§ **TESTO FORNITO**
☆ ☆ ☆ ☆
Qual è il testo del quesito?
Il testo del quesito è il seguente: «Volete voi che sia abrogato l’art. 6, comma 17, terzo periodo, del decreto legislativo 3 aprile2006, n. 152, “Norme in materia ambientale”, come sostituito dal comma 239 dell’art. 1 della legge 28 dicembre 2015, n. 208 “Disposizioni per la formazione del bilancio annuale e pluriennale dello Stato (Legge di Stabilità 2016)”, limitatamente alle seguenti parole: “per la durata di vita utile del giacimento, nel rispetto degli standard di sicurezza e di salvaguardia ambientale”?».
È possibile qualora il referendum raggiunga la maggioranza dei “SÌ” il risultato venga poi “tradito”?
A seguito di un esito positivo del referendum la cancellazione della norma che al momento consente di estrarre gas e petrolio senza limiti di tempo sarebbe immediatamente operativa. L’obiettivo del referendum è chiaro e mira a far sì che il divieto di estrazione entro le 12 miglia marine sia assoluto. Come la Corte costituzionale ha più volte precisato, il Parlamento non può successivamentemodificare il risultato che si è avuto con il referendum, altrimenti lederebbe la volontà popolare espressa attraverso la consultazione referendaria.
Qualora però non si raggiungesse il quorum previsto perché il referendum sia valido (50% più uno degli aventi diritto al voto), il Parlamento potrebbe fare ciò che vuole: anche mettere in discussione la zona off limits.
È vero che se vincesse il SÌ” si perderebbero moltissimi posti di lavoro?
Un’eventuale vittoria del “Sì” non farebbe perdere alcun posto di lavoro: neppure uno. Un esito positivo del referendum non farebbe cessare immediatamente, ma solo progressivamente, ogni attività petrolifera in corso.
Prima che il Parlamento introducesse la norma sulla quale gli italiani sono chiamati alle urne il prossimo 17 aprile, le concessioni per estrarre avevano normalmente una durata di trenta anni (più altri venti, al massimo, di proroga). E questo ogni società petrolifera lo sapeva al momento del rilascio della concessione. Oggi, di fatto, non è più così: se una società petrolifera ha ottenuto una concessione nel 1996 può – in virtù di quella norma – estrarre fino a quando lo desideri. Se, invece, al referendum vincerà il “Sì”, la società petrolifera che ha ottenuto una concessione nel 1996 potrà estrarre per dieci anni ancora e basta, e cioè fino al 2026. Dopodiché quello specifico tratto di mare interessato dall’estrazione sarà libero per sempre.
L’Italia dipende fortemente dalle importazioni di petrolio e gas dall’estero. Non sarebbe opportuno, al contrario, investire nella ricerca degli idrocarbuti e incrementare l’esrtazione di gas e petrolio?
☆ ☆ ☆ ☆
§ **INSIEME DI RECORD**
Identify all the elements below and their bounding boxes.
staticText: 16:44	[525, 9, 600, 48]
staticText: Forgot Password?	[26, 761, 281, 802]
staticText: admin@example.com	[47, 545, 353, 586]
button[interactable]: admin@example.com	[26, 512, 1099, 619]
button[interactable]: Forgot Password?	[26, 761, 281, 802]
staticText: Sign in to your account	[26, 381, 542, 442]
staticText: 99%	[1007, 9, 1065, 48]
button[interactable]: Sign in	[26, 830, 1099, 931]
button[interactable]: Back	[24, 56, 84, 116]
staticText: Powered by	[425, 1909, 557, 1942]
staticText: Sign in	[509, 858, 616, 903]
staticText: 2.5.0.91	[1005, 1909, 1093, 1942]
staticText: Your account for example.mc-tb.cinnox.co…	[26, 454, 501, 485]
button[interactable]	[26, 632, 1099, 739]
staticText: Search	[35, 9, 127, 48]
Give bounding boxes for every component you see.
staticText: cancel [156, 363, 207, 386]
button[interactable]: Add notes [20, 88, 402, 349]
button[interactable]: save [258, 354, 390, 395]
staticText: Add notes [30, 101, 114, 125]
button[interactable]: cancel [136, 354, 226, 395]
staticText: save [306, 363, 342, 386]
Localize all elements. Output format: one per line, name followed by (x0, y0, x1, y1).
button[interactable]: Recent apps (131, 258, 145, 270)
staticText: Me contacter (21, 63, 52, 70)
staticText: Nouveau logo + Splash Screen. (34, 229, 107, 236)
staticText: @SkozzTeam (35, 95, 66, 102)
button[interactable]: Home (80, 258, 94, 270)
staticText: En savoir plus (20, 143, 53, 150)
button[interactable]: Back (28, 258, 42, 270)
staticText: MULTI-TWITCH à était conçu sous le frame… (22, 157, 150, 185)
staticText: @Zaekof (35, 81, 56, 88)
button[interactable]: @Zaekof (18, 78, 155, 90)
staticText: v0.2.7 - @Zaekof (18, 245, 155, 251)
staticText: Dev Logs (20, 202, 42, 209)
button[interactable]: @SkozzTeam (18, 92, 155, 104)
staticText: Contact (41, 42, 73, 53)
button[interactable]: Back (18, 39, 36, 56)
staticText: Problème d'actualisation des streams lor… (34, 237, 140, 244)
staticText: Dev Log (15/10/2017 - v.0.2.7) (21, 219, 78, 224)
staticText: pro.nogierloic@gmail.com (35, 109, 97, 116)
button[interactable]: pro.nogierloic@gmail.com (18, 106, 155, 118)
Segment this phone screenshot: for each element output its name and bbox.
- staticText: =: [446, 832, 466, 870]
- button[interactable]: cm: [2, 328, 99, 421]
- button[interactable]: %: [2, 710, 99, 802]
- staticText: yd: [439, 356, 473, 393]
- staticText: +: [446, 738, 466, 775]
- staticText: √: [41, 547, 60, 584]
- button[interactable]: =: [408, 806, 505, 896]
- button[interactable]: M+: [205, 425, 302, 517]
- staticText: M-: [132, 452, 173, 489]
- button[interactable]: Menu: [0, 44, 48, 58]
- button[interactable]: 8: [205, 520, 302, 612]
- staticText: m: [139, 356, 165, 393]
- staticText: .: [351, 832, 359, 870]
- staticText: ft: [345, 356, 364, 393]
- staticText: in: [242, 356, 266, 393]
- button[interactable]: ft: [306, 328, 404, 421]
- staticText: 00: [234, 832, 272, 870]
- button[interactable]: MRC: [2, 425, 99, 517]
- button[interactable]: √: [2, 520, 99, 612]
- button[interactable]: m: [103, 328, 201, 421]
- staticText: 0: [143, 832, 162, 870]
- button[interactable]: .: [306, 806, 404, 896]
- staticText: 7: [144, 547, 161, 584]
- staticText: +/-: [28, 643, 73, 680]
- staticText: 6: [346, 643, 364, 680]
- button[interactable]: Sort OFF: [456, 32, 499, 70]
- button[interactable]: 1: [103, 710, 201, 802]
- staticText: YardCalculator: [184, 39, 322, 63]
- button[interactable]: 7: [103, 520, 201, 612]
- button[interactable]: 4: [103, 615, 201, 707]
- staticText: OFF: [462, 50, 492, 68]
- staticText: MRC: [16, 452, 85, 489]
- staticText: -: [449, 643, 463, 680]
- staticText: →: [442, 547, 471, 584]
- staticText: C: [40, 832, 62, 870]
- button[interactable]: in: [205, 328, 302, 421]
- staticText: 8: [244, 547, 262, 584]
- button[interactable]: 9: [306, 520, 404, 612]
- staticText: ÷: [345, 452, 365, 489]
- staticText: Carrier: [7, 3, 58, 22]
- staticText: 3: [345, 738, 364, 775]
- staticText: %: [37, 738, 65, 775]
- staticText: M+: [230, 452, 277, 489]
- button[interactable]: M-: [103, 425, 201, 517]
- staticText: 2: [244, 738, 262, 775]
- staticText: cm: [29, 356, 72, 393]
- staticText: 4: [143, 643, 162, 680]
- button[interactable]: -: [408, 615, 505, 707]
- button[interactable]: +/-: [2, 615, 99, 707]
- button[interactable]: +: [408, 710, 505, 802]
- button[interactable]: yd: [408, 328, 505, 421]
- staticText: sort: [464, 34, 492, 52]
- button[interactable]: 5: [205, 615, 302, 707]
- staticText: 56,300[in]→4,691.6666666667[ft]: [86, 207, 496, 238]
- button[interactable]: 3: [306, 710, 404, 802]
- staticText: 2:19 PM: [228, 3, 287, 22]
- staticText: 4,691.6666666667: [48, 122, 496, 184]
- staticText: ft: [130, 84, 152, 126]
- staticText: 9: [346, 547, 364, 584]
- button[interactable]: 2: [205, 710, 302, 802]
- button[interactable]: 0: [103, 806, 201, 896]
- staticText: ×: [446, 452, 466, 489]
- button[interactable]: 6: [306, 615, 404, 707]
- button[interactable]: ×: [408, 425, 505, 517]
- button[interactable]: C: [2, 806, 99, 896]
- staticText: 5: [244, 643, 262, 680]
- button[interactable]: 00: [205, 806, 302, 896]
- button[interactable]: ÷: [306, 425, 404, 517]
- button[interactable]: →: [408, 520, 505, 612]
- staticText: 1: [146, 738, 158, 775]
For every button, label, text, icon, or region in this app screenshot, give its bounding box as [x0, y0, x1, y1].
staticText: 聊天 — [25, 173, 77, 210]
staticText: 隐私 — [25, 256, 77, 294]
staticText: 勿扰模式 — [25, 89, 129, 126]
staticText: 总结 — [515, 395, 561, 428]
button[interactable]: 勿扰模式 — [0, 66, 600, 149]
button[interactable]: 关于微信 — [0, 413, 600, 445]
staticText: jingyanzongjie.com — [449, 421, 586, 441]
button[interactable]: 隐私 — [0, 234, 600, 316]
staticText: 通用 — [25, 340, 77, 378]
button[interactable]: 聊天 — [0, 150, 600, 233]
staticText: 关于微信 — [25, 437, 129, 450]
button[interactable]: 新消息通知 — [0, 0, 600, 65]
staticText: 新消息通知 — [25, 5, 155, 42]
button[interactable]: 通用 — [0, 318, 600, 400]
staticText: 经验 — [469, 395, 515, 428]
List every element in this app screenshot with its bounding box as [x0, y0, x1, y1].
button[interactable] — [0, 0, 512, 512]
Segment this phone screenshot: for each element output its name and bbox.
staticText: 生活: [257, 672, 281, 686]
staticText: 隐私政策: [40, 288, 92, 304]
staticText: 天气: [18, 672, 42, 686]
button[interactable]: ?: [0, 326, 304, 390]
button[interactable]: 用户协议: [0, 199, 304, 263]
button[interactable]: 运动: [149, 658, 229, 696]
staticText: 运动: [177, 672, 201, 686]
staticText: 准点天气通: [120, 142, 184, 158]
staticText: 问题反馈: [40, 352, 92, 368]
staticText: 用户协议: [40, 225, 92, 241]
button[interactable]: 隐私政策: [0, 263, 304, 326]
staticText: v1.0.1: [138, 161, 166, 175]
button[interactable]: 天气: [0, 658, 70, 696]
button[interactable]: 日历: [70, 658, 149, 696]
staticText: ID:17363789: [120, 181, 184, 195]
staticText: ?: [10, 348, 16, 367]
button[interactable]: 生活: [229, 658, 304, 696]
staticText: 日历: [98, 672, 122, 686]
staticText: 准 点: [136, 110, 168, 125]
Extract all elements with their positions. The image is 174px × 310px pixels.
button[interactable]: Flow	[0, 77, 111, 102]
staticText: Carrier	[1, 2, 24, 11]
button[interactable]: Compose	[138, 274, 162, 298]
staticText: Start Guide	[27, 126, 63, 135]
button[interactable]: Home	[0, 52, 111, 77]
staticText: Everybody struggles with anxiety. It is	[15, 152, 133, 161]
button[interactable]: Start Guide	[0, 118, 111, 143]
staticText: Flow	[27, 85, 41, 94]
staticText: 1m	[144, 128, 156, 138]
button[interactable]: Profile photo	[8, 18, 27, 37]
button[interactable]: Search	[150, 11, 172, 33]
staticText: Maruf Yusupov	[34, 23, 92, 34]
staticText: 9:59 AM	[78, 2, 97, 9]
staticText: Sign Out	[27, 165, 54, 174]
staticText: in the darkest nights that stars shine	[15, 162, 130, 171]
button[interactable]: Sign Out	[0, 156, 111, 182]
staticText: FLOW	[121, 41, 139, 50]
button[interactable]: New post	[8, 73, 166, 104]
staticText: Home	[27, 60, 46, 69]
☆ ☆ ☆ ☆
§ **ESERCIZIO A**
Trascrivi dal testo sul referendum il passo che va da «A seguito di» fino a «posti di lavoro?».
§ **ESERCIZIO B**
Indica se ciascuna affermazione concorda con il testo sul referendum, rispondendo sì o no e citando alla lettera le parole che lo stabiliscono: (i) con la vittoria del «Sì» ogni attività petrolifera in corso cesserebbe immediatamente; (ii) prima della norma oggetto del referendum, le concessioni per estrarre duravano normalmente trent'anni; (iii) perché il referendum sia valido serve il 50% più uno degli aventi diritto al voto.
I record non hanno alcun legame con il testo sul referendum.

§ **RISPOSTA COMPLETA A**
A seguito di un esito positivo del referendum la cancellazione della norma che al momento consente di estrarre gas e petrolio senza limiti di tempo sarebbe immediatamente operativa. L’obiettivo del referendum è chiaro e mira a far sì che il divieto di estrazione entro le 12 miglia marine sia assoluto. Come la Corte costituzionale ha più volte precisato, il Parlamento non può successivamentemodificare il risultato che si è avuto con il referendum, altrimenti lederebbe la volontà popolare espressa attraverso la consultazione referendaria.
Qualora però non si raggiungesse il quorum previsto perché il referendum sia valido (50% più uno degli aventi diritto al voto), il Parlamento potrebbe fare ciò che vuole: anche mettere in discussione la zona off limits.
È vero che se vincesse il SÌ” si perderebbero moltissimi posti di lavoro?

§ **RISPOSTA COMPLETA B**
(i) No: «Un esito positivo del referendum non farebbe cessare immediatamente, ma solo progressivamente, ogni attività petrolifera in corso».
(ii) Sì: «le concessioni per estrarre avevano normalmente una durata di trenta anni».
(iii) Sì: «50% più uno degli aventi diritto al voto».